• [Data entries]:
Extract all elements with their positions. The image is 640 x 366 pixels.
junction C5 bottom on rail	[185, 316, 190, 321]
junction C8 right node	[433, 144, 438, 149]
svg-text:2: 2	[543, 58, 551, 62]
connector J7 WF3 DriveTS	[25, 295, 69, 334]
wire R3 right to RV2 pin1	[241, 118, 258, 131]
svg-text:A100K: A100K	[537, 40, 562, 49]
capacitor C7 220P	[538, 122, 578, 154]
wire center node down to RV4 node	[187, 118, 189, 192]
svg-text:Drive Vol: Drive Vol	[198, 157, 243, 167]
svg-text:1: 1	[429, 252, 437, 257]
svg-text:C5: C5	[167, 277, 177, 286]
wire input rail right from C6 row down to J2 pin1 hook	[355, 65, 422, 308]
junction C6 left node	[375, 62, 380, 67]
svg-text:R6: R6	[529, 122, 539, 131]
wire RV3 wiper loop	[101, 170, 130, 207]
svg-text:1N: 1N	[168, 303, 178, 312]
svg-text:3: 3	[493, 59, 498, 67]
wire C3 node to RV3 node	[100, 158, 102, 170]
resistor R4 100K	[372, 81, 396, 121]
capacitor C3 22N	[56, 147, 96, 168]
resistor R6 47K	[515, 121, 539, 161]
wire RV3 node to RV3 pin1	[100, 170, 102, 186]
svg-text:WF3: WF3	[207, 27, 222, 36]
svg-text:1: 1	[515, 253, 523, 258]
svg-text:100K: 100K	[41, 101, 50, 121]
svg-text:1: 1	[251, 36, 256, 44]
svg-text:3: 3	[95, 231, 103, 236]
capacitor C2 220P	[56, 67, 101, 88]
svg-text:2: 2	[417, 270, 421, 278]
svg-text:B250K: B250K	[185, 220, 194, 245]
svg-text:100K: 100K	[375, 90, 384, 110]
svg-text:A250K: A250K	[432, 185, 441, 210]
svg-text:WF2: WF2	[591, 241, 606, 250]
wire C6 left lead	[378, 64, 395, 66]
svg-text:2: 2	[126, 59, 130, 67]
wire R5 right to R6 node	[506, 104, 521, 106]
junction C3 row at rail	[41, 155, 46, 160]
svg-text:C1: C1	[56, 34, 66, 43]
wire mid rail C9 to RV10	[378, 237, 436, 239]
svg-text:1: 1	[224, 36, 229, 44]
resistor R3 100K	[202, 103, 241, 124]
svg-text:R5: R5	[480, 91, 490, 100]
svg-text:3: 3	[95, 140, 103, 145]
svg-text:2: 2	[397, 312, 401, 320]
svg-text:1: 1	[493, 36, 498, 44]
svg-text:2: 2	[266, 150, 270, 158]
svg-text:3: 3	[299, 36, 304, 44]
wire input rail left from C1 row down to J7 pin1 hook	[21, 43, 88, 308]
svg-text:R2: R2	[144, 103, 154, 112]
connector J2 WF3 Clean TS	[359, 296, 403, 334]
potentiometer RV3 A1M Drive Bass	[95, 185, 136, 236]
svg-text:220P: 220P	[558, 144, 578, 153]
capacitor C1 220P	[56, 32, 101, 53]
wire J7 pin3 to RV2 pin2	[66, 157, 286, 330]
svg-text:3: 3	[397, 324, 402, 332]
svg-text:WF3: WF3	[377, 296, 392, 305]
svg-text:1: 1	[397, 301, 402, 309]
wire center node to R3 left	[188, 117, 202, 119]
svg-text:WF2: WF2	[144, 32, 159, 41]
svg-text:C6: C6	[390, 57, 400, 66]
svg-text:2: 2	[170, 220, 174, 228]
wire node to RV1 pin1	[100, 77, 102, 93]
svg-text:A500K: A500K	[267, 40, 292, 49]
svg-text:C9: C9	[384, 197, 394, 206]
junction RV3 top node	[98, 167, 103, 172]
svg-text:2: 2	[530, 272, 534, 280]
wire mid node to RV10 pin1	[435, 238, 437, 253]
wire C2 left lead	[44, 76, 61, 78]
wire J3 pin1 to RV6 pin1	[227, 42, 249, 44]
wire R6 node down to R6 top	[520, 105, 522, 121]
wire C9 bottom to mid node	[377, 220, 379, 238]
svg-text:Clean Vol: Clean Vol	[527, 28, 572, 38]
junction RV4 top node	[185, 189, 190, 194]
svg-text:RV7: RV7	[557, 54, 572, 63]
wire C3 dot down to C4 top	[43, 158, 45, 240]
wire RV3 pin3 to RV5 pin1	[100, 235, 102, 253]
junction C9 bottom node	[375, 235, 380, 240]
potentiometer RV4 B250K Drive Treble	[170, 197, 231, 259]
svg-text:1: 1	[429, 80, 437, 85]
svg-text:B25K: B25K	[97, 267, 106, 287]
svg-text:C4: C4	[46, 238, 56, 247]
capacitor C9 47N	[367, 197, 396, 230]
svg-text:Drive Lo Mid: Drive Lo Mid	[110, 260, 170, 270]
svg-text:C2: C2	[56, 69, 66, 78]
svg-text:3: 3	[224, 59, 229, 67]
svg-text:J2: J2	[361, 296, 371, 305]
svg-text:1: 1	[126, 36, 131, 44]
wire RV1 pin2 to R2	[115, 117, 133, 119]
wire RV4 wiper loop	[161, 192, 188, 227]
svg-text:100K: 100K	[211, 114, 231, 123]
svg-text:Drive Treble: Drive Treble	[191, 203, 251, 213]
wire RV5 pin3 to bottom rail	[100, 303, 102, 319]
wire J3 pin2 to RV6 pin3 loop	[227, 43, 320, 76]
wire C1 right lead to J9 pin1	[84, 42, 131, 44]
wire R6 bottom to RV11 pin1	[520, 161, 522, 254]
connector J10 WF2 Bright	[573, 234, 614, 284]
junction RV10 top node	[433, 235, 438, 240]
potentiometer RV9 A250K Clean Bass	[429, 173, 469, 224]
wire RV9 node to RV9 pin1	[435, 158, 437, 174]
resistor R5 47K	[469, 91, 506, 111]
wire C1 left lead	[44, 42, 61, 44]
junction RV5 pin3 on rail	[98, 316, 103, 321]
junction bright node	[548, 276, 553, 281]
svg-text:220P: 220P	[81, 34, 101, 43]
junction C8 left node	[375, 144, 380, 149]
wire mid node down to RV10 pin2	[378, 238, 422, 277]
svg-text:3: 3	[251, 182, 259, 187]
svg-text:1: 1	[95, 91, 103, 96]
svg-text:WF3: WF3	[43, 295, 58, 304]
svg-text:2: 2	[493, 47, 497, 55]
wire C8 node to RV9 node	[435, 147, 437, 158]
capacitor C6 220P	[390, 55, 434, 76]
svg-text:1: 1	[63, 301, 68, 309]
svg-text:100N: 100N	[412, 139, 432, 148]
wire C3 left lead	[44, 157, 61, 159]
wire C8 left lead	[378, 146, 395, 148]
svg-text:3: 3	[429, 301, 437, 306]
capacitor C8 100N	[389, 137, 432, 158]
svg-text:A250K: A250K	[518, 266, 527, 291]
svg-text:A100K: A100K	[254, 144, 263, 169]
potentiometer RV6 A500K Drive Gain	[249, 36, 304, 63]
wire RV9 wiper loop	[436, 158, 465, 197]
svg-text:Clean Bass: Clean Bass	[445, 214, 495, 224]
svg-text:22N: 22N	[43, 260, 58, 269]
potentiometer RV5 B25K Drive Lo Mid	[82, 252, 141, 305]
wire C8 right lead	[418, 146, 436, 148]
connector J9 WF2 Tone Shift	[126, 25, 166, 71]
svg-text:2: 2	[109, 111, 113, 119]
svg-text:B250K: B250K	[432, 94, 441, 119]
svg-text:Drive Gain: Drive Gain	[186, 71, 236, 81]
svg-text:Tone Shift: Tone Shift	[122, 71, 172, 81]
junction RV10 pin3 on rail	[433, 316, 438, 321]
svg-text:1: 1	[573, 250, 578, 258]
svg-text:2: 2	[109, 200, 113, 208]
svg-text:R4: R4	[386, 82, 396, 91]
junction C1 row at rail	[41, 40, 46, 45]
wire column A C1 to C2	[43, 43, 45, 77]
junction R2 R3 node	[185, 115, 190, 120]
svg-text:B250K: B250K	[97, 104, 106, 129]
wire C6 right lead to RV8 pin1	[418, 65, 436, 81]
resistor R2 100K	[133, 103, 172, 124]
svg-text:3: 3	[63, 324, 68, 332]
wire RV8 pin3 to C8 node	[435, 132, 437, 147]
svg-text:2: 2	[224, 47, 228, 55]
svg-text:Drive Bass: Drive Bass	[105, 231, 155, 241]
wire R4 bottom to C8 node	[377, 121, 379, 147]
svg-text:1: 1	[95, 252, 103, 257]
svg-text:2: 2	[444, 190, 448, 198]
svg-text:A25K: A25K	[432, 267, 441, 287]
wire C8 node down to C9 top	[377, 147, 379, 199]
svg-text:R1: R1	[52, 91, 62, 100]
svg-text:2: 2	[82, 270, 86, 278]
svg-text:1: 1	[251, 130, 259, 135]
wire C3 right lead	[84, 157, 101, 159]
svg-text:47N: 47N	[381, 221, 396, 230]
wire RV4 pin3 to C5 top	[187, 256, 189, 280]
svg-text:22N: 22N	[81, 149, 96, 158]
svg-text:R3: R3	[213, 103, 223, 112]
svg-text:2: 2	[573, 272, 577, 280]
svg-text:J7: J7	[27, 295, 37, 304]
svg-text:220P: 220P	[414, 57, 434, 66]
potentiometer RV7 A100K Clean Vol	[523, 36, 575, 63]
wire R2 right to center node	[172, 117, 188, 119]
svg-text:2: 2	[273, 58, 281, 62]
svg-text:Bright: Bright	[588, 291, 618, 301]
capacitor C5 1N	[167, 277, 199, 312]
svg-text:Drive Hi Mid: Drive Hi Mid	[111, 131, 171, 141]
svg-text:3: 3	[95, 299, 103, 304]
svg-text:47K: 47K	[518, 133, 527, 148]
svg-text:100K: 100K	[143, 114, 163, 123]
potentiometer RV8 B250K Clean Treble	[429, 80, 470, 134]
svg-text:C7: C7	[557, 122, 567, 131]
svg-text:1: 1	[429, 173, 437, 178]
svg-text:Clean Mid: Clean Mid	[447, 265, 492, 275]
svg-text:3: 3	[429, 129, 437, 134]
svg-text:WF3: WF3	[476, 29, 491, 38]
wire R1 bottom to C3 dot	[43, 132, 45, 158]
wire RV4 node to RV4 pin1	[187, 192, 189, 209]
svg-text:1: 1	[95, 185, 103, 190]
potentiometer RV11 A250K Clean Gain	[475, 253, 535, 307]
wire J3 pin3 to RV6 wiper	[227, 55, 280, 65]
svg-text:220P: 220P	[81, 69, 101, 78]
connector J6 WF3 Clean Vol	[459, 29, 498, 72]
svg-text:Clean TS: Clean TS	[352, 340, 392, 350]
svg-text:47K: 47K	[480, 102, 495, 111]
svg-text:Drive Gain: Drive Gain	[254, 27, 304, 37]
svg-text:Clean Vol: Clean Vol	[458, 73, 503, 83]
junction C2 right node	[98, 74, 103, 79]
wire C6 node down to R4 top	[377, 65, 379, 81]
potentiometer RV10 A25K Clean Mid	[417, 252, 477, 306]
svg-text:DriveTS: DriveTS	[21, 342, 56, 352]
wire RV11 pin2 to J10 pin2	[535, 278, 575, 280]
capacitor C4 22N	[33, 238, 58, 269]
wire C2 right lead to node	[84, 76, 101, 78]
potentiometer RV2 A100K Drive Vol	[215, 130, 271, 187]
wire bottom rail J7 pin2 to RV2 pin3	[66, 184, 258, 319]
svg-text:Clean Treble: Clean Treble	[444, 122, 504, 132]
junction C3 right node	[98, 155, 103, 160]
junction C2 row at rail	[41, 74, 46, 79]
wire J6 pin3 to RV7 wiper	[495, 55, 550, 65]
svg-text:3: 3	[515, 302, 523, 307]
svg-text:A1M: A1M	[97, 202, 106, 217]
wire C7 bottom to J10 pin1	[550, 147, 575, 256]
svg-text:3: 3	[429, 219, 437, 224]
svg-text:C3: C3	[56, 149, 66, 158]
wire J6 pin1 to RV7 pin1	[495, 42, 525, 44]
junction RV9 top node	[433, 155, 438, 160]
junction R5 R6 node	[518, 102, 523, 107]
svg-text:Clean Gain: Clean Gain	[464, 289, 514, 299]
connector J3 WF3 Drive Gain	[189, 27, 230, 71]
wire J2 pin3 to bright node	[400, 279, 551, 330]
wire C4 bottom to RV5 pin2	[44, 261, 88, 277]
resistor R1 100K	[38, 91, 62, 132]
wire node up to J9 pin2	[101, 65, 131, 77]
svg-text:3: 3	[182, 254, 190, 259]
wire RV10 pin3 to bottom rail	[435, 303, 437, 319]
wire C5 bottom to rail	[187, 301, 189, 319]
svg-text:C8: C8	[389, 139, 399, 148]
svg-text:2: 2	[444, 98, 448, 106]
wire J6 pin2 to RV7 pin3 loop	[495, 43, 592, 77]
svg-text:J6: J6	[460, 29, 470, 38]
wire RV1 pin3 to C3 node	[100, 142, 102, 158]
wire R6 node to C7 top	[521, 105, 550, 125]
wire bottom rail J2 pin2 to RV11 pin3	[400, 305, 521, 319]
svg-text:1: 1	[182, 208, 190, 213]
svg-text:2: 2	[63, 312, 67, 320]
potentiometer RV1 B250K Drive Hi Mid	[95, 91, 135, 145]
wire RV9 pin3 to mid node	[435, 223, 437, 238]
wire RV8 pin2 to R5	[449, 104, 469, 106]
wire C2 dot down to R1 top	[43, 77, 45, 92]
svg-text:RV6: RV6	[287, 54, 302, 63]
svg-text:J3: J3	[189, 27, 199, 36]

• [Task objective]: Starting with the first line of the entries and stopping after the line that contains "270, 421, 278]", arrange those lines as a JSON list of strings, one string per line, with blank lines left out.

• [Answer for the task]:
[
  "Extract all elements with their positions. The image is 640 x 366 pixels.",
  "junction C5 bottom on rail\t[185, 316, 190, 321]",
  "junction C8 right node\t[433, 144, 438, 149]",
  "svg-text:2: 2\t[543, 58, 551, 62]",
  "connector J7 WF3 DriveTS\t[25, 295, 69, 334]",
  "wire R3 right to RV2 pin1\t[241, 118, 258, 131]",
  "svg-text:A100K: A100K\t[537, 40, 562, 49]",
  "capacitor C7 220P\t[538, 122, 578, 154]",
  "wire center node down to RV4 node\t[187, 118, 189, 192]",
  "svg-text:Drive Vol: Drive Vol\t[198, 157, 243, 167]",
  "svg-text:1: 1\t[429, 252, 437, 257]",
  "svg-text:C5: C5\t[167, 277, 177, 286]",
  "wire input rail right from C6 row down to J2 pin1 hook\t[355, 65, 422, 308]",
  "junction C6 left node\t[375, 62, 380, 67]",
  "svg-text:R6: R6\t[529, 122, 539, 131]",
  "wire RV3 wiper loop\t[101, 170, 130, 207]",
  "svg-text:1N: 1N\t[168, 303, 178, 312]",
  "svg-text:3: 3\t[493, 59, 498, 67]",
  "wire C3 node to RV3 node\t[100, 158, 102, 170]",
  "resistor R4 100K\t[372, 81, 396, 121]",
  "capacitor C3 22N\t[56, 147, 96, 168]",
  "resistor R6 47K\t[515, 121, 539, 161]",
  "wire RV3 node to RV3 pin1\t[100, 170, 102, 186]",
  "svg-text:WF3: WF3\t[207, 27, 222, 36]",
  "svg-text:1: 1\t[515, 253, 523, 258]",
  "svg-text:100K: 100K\t[41, 101, 50, 121]",
  "svg-text:1: 1\t[251, 36, 256, 44]",
  "svg-text:3: 3\t[95, 231, 103, 236]",
  "capacitor C2 220P\t[56, 67, 101, 88]",
  "svg-text:2: 2\t[417, 270, 421, 278]"
]